**EXERCISE:**
Read through the records below and copy each line that uses the word "xlabel".

⁂

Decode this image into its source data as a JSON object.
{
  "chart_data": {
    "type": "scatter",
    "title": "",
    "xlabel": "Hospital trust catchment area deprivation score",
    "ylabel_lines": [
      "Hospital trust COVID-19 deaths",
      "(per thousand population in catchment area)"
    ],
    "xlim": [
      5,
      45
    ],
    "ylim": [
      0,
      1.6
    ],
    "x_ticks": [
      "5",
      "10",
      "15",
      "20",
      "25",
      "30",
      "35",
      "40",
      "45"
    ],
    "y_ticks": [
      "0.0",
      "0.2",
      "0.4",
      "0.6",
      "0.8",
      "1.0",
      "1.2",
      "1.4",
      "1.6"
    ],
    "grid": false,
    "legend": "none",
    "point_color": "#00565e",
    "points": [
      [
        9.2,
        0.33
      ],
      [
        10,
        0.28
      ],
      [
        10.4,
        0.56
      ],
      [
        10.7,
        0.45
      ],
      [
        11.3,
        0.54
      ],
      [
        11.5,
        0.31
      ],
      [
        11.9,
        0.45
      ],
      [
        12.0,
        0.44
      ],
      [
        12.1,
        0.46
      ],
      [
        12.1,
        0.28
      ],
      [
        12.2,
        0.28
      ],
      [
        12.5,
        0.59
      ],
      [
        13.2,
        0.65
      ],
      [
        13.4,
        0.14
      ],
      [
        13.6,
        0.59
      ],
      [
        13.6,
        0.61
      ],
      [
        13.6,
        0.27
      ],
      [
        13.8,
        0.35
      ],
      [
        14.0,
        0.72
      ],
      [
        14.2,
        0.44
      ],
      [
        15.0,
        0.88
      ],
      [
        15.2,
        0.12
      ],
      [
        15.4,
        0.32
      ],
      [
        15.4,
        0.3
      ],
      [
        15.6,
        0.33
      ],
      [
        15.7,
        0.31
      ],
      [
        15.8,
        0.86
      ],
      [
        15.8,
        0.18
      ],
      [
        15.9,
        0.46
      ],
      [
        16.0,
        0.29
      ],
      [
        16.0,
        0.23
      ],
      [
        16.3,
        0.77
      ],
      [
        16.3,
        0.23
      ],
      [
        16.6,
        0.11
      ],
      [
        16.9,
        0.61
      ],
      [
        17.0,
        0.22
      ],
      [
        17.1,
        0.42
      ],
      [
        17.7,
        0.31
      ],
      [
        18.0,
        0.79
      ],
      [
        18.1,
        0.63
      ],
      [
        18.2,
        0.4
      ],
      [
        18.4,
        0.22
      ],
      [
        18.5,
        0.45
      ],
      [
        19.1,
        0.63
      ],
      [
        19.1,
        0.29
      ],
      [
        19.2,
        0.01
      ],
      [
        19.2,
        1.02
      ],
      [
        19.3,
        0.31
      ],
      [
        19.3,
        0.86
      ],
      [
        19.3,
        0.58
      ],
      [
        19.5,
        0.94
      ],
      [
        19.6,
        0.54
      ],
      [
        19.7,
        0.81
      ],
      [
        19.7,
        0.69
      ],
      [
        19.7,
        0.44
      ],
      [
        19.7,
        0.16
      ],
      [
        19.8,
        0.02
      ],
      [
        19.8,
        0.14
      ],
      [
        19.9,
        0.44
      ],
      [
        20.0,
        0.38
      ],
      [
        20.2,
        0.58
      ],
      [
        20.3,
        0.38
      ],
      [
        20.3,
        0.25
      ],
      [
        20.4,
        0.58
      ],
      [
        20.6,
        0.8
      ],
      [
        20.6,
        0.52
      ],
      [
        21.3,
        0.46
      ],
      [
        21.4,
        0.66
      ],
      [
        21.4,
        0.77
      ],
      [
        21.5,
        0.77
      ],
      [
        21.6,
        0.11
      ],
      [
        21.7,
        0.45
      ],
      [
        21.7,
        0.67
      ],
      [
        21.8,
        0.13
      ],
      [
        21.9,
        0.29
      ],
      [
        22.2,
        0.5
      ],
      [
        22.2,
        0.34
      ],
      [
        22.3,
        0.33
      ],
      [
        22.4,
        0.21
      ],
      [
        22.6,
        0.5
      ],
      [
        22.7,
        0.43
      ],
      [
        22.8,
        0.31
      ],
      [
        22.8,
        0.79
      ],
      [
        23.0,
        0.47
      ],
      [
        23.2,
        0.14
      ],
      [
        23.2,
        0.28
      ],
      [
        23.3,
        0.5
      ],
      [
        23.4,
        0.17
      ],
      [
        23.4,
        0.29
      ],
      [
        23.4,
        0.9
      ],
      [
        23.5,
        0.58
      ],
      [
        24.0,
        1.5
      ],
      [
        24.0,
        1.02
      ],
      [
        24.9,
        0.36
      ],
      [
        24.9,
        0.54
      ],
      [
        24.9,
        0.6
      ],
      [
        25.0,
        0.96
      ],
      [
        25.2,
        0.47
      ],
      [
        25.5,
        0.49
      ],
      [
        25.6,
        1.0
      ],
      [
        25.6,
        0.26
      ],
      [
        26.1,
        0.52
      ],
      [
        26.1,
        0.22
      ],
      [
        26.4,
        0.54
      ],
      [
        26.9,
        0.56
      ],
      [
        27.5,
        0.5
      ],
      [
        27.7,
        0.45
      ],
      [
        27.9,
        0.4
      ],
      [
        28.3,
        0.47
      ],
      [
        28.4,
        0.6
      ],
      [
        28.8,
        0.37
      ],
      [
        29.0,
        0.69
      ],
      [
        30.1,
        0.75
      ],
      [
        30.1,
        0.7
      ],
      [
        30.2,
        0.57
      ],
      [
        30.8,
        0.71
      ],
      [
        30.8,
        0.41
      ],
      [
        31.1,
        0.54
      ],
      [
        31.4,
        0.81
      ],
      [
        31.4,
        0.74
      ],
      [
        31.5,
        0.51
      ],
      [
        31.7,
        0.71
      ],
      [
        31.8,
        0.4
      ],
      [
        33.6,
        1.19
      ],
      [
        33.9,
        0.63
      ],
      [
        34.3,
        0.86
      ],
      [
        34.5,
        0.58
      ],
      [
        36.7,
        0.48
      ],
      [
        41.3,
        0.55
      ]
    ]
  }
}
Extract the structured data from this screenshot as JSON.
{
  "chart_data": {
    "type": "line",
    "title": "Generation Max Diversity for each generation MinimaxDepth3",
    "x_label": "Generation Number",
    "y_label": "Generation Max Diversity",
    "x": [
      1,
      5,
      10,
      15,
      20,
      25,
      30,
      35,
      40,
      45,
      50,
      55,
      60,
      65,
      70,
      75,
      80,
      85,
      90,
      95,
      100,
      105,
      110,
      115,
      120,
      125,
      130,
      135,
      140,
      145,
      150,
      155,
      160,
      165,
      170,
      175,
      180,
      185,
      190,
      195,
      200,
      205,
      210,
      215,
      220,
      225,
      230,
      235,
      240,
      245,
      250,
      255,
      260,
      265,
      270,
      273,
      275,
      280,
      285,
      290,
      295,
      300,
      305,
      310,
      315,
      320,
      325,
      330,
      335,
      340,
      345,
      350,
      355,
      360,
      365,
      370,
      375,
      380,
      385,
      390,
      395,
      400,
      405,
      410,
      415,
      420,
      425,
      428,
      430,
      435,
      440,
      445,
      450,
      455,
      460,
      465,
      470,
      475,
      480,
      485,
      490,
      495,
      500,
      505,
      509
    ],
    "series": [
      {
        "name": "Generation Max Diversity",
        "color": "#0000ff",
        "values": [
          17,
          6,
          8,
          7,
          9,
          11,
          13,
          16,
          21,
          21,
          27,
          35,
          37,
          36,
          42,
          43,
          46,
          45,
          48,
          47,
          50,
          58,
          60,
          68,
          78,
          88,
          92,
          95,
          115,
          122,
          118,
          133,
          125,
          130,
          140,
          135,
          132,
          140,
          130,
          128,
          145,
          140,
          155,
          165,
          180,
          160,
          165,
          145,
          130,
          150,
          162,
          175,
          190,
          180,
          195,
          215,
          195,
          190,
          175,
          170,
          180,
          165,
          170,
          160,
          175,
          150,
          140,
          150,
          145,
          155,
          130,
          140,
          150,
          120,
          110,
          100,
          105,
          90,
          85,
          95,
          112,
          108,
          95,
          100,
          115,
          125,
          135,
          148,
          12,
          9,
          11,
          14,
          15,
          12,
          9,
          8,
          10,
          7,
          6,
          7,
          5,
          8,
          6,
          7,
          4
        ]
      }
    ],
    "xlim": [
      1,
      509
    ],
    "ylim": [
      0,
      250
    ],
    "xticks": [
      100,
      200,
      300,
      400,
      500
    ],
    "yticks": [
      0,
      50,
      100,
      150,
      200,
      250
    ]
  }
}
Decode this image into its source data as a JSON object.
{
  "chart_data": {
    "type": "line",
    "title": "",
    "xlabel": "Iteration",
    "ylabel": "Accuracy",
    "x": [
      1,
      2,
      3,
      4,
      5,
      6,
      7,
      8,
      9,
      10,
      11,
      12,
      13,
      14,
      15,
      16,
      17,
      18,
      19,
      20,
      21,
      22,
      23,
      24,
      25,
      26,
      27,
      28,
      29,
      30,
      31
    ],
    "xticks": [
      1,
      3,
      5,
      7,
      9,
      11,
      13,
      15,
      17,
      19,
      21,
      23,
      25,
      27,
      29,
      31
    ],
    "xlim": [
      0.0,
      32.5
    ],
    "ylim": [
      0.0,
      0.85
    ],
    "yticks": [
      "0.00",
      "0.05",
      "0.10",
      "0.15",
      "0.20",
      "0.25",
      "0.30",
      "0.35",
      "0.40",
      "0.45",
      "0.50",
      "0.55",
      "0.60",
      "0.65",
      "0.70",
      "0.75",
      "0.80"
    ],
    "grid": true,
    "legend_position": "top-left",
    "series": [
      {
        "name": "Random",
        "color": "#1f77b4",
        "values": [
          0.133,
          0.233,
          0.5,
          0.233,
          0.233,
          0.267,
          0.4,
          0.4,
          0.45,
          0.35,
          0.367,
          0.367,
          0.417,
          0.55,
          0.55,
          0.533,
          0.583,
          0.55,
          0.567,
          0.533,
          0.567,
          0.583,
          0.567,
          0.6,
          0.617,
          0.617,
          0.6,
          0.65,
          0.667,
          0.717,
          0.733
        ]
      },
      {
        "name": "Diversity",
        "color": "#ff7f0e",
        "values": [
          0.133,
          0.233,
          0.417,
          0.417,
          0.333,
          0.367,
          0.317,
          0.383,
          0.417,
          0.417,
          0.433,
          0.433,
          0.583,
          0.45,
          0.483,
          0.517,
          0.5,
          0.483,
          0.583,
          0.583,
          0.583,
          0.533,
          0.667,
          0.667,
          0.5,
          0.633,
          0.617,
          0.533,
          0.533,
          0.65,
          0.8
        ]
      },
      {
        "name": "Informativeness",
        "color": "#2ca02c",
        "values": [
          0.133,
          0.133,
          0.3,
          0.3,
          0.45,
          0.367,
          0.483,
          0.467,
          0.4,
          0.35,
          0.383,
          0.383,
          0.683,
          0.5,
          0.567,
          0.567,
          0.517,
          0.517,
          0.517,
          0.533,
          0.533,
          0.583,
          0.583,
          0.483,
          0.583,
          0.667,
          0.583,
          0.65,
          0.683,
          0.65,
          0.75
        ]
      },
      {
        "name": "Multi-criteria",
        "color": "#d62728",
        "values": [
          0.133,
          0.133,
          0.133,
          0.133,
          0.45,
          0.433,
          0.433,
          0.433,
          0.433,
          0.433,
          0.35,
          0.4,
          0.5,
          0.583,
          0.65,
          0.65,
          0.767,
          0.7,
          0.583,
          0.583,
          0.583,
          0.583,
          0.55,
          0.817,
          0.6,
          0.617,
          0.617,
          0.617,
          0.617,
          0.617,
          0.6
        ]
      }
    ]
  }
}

⁂

**SOLUTION FOR THIS EXERCISE:**
    "xlabel": "Hospital trust catchment area deprivation score",
    "xlabel": "Iteration",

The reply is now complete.